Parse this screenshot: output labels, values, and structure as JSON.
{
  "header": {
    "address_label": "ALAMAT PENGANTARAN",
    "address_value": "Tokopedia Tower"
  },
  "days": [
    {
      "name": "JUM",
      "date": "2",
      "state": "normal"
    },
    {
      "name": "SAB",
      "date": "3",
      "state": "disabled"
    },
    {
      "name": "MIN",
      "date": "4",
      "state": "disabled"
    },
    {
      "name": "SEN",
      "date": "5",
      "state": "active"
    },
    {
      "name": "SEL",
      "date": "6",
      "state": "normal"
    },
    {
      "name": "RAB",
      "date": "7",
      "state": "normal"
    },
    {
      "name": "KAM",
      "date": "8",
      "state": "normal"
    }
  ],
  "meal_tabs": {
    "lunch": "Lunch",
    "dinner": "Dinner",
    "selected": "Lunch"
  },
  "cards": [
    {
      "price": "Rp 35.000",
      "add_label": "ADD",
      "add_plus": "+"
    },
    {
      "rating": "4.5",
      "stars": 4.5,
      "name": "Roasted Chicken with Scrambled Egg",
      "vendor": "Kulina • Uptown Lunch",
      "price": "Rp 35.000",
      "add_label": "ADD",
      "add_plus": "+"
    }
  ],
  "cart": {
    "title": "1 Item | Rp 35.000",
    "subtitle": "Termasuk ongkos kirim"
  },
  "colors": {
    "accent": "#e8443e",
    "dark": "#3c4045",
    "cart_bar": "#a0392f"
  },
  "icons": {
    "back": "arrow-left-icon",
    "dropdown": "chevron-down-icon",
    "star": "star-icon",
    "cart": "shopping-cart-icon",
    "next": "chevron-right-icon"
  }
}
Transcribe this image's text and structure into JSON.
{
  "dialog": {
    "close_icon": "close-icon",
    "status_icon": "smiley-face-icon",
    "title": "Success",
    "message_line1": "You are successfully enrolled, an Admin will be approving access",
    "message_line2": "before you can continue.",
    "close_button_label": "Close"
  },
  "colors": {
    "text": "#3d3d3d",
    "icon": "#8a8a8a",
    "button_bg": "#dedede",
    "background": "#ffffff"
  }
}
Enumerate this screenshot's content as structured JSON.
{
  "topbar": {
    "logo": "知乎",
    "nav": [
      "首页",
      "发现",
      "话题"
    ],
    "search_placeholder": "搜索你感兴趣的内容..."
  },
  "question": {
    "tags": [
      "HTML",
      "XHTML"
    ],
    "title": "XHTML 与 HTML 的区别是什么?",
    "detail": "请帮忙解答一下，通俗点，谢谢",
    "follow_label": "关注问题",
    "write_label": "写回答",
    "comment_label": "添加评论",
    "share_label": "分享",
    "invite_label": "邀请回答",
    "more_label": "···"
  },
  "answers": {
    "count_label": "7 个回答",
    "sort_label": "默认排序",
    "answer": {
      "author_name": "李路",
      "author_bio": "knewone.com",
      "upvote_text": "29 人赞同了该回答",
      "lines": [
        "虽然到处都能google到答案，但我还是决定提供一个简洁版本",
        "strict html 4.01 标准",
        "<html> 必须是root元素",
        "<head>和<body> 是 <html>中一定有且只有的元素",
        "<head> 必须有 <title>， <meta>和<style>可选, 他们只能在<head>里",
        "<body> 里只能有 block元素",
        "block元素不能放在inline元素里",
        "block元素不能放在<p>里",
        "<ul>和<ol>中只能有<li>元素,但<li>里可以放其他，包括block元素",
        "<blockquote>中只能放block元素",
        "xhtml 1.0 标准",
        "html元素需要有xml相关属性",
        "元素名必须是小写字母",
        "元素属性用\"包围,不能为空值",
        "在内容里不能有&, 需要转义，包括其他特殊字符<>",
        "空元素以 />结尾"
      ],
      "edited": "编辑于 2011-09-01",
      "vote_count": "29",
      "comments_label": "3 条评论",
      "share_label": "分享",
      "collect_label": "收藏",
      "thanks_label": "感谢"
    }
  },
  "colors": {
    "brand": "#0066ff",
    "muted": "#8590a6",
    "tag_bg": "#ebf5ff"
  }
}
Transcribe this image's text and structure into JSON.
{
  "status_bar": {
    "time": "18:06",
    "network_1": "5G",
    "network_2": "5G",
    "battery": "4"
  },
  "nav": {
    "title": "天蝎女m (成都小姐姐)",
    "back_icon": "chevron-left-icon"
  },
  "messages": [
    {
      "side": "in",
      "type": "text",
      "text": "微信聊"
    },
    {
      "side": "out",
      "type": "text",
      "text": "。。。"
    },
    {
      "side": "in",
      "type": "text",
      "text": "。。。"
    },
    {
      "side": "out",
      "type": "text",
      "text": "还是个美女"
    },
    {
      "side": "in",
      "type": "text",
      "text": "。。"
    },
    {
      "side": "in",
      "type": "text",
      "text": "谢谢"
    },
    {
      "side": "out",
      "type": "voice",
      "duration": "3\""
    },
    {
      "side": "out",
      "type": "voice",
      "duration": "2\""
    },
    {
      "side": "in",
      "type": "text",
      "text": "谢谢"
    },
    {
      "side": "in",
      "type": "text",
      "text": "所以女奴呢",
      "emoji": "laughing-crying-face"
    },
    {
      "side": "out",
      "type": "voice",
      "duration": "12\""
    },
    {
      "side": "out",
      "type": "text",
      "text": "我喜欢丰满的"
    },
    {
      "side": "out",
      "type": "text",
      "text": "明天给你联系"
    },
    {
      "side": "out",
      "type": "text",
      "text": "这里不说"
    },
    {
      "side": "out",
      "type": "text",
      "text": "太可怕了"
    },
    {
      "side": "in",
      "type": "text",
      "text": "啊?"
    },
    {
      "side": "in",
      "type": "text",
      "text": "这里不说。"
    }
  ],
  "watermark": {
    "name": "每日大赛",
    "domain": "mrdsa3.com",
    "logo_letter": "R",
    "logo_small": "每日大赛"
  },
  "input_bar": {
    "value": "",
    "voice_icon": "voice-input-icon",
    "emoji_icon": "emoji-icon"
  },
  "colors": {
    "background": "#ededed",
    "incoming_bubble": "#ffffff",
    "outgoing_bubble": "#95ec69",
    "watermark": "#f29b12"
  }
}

------------------------------------------------------------------------

Prompt:
Return all of the entries exactly as they were supplied.

Response to this task:
Parse this screenshot: output labels, values, and structure as JSON.
{
  "header": {
    "address_label": "ALAMAT PENGANTARAN",
    "address_value": "Tokopedia Tower"
  },
  "days": [
    {
      "name": "JUM",
      "date": "2",
      "state": "normal"
    },
    {
      "name": "SAB",
      "date": "3",
      "state": "disabled"
    },
    {
      "name": "MIN",
      "date": "4",
      "state": "disabled"
    },
    {
      "name": "SEN",
      "date": "5",
      "state": "active"
    },
    {
      "name": "SEL",
      "date": "6",
      "state": "normal"
    },
    {
      "name": "RAB",
      "date": "7",
      "state": "normal"
    },
    {
      "name": "KAM",
      "date": "8",
      "state": "normal"
    }
  ],
  "meal_tabs": {
    "lunch": "Lunch",
    "dinner": "Dinner",
    "selected": "Lunch"
  },
  "cards": [
    {
      "price": "Rp 35.000",
      "add_label": "ADD",
      "add_plus": "+"
    },
    {
      "rating": "4.5",
      "stars": 4.5,
      "name": "Roasted Chicken with Scrambled Egg",
      "vendor": "Kulina • Uptown Lunch",
      "price": "Rp 35.000",
      "add_label": "ADD",
      "add_plus": "+"
    }
  ],
  "cart": {
    "title": "1 Item | Rp 35.000",
    "subtitle": "Termasuk ongkos kirim"
  },
  "colors": {
    "accent": "#e8443e",
    "dark": "#3c4045",
    "cart_bar": "#a0392f"
  },
  "icons": {
    "back": "arrow-left-icon",
    "dropdown": "chevron-down-icon",
    "star": "star-icon",
    "cart": "shopping-cart-icon",
    "next": "chevron-right-icon"
  }
}
Transcribe this image's text and structure into JSON.
{
  "dialog": {
    "close_icon": "close-icon",
    "status_icon": "smiley-face-icon",
    "title": "Success",
    "message_line1": "You are successfully enrolled, an Admin will be approving access",
    "message_line2": "before you can continue.",
    "close_button_label": "Close"
  },
  "colors": {
    "text": "#3d3d3d",
    "icon": "#8a8a8a",
    "button_bg": "#dedede",
    "background": "#ffffff"
  }
}
Enumerate this screenshot's content as structured JSON.
{
  "topbar": {
    "logo": "知乎",
    "nav": [
      "首页",
      "发现",
      "话题"
    ],
    "search_placeholder": "搜索你感兴趣的内容..."
  },
  "question": {
    "tags": [
      "HTML",
      "XHTML"
    ],
    "title": "XHTML 与 HTML 的区别是什么?",
    "detail": "请帮忙解答一下，通俗点，谢谢",
    "follow_label": "关注问题",
    "write_label": "写回答",
    "comment_label": "添加评论",
    "share_label": "分享",
    "invite_label": "邀请回答",
    "more_label": "···"
  },
  "answers": {
    "count_label": "7 个回答",
    "sort_label": "默认排序",
    "answer": {
      "author_name": "李路",
      "author_bio": "knewone.com",
      "upvote_text": "29 人赞同了该回答",
      "lines": [
        "虽然到处都能google到答案，但我还是决定提供一个简洁版本",
        "strict html 4.01 标准",
        "<html> 必须是root元素",
        "<head>和<body> 是 <html>中一定有且只有的元素",
        "<head> 必须有 <title>， <meta>和<style>可选, 他们只能在<head>里",
        "<body> 里只能有 block元素",
        "block元素不能放在inline元素里",
        "block元素不能放在<p>里",
        "<ul>和<ol>中只能有<li>元素,但<li>里可以放其他，包括block元素",
        "<blockquote>中只能放block元素",
        "xhtml 1.0 标准",
        "html元素需要有xml相关属性",
        "元素名必须是小写字母",
        "元素属性用\"包围,不能为空值",
        "在内容里不能有&, 需要转义，包括其他特殊字符<>",
        "空元素以 />结尾"
      ],
      "edited": "编辑于 2011-09-01",
      "vote_count": "29",
      "comments_label": "3 条评论",
      "share_label": "分享",
      "collect_label": "收藏",
      "thanks_label": "感谢"
    }
  },
  "colors": {
    "brand": "#0066ff",
    "muted": "#8590a6",
    "tag_bg": "#ebf5ff"
  }
}
Transcribe this image's text and structure into JSON.
{
  "status_bar": {
    "time": "18:06",
    "network_1": "5G",
    "network_2": "5G",
    "battery": "4"
  },
  "nav": {
    "title": "天蝎女m (成都小姐姐)",
    "back_icon": "chevron-left-icon"
  },
  "messages": [
    {
      "side": "in",
      "type": "text",
      "text": "微信聊"
    },
    {
      "side": "out",
      "type": "text",
      "text": "。。。"
    },
    {
      "side": "in",
      "type": "text",
      "text": "。。。"
    },
    {
      "side": "out",
      "type": "text",
      "text": "还是个美女"
    },
    {
      "side": "in",
      "type": "text",
      "text": "。。"
    },
    {
      "side": "in",
      "type": "text",
      "text": "谢谢"
    },
    {
      "side": "out",
      "type": "voice",
      "duration": "3\""
    },
    {
      "side": "out",
      "type": "voice",
      "duration": "2\""
    },
    {
      "side": "in",
      "type": "text",
      "text": "谢谢"
    },
    {
      "side": "in",
      "type": "text",
      "text": "所以女奴呢",
      "emoji": "laughing-crying-face"
    },
    {
      "side": "out",
      "type": "voice",
      "duration": "12\""
    },
    {
      "side": "out",
      "type": "text",
      "text": "我喜欢丰满的"
    },
    {
      "side": "out",
      "type": "text",
      "text": "明天给你联系"
    },
    {
      "side": "out",
      "type": "text",
      "text": "这里不说"
    },
    {
      "side": "out",
      "type": "text",
      "text": "太可怕了"
    },
    {
      "side": "in",
      "type": "text",
      "text": "啊?"
    },
    {
      "side": "in",
      "type": "text",
      "text": "这里不说。"
    }
  ],
  "watermark": {
    "name": "每日大赛",
    "domain": "mrdsa3.com",
    "logo_letter": "R",
    "logo_small": "每日大赛"
  },
  "input_bar": {
    "value": "",
    "voice_icon": "voice-input-icon",
    "emoji_icon": "emoji-icon"
  },
  "colors": {
    "background": "#ededed",
    "incoming_bubble": "#ffffff",
    "outgoing_bubble": "#95ec69",
    "watermark": "#f29b12"
  }
}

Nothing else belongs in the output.